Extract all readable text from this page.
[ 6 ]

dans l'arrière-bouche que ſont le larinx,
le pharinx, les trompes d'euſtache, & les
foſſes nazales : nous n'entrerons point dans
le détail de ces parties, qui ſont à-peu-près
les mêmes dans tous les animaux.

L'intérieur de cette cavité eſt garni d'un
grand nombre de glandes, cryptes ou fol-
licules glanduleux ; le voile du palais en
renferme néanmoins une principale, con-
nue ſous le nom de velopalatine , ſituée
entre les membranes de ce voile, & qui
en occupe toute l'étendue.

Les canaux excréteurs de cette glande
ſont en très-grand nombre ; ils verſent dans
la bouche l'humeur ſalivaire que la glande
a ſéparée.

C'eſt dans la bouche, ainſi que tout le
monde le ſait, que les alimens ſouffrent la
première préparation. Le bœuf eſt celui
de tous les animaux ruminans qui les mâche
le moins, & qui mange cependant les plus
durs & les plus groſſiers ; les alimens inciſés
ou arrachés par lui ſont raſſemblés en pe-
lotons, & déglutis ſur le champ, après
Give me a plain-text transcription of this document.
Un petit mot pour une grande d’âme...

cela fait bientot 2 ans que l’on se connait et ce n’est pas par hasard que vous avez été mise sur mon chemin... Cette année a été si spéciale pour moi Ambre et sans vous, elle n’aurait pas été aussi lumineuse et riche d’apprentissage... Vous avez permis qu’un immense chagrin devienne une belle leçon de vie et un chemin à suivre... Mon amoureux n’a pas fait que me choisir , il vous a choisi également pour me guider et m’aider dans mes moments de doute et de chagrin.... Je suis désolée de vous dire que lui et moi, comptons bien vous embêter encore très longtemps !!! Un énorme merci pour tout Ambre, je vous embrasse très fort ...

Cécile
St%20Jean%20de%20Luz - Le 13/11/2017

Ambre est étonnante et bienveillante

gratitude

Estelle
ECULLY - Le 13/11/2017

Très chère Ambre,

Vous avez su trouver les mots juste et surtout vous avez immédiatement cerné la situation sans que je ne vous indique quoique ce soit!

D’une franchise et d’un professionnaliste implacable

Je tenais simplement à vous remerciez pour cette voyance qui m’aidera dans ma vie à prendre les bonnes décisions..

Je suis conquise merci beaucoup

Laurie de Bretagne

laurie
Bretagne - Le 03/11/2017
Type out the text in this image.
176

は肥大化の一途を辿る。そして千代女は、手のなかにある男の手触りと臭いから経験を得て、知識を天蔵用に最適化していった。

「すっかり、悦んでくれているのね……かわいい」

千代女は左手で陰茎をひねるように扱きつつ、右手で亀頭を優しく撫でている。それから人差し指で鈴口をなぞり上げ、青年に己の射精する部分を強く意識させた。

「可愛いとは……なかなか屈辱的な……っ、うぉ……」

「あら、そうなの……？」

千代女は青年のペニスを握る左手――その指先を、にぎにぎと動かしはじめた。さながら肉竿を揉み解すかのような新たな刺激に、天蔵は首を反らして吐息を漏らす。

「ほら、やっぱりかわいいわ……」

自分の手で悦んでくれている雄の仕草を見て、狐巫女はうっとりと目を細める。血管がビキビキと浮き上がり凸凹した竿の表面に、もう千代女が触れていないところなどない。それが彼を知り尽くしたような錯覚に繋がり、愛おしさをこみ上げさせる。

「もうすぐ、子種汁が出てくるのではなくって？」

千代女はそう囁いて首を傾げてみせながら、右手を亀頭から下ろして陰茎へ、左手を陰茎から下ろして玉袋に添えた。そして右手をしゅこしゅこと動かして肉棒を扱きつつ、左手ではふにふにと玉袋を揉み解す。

******

Required task: Go through the entries above and count the lines containing the word "suis"; give only that count.

Written solution: 2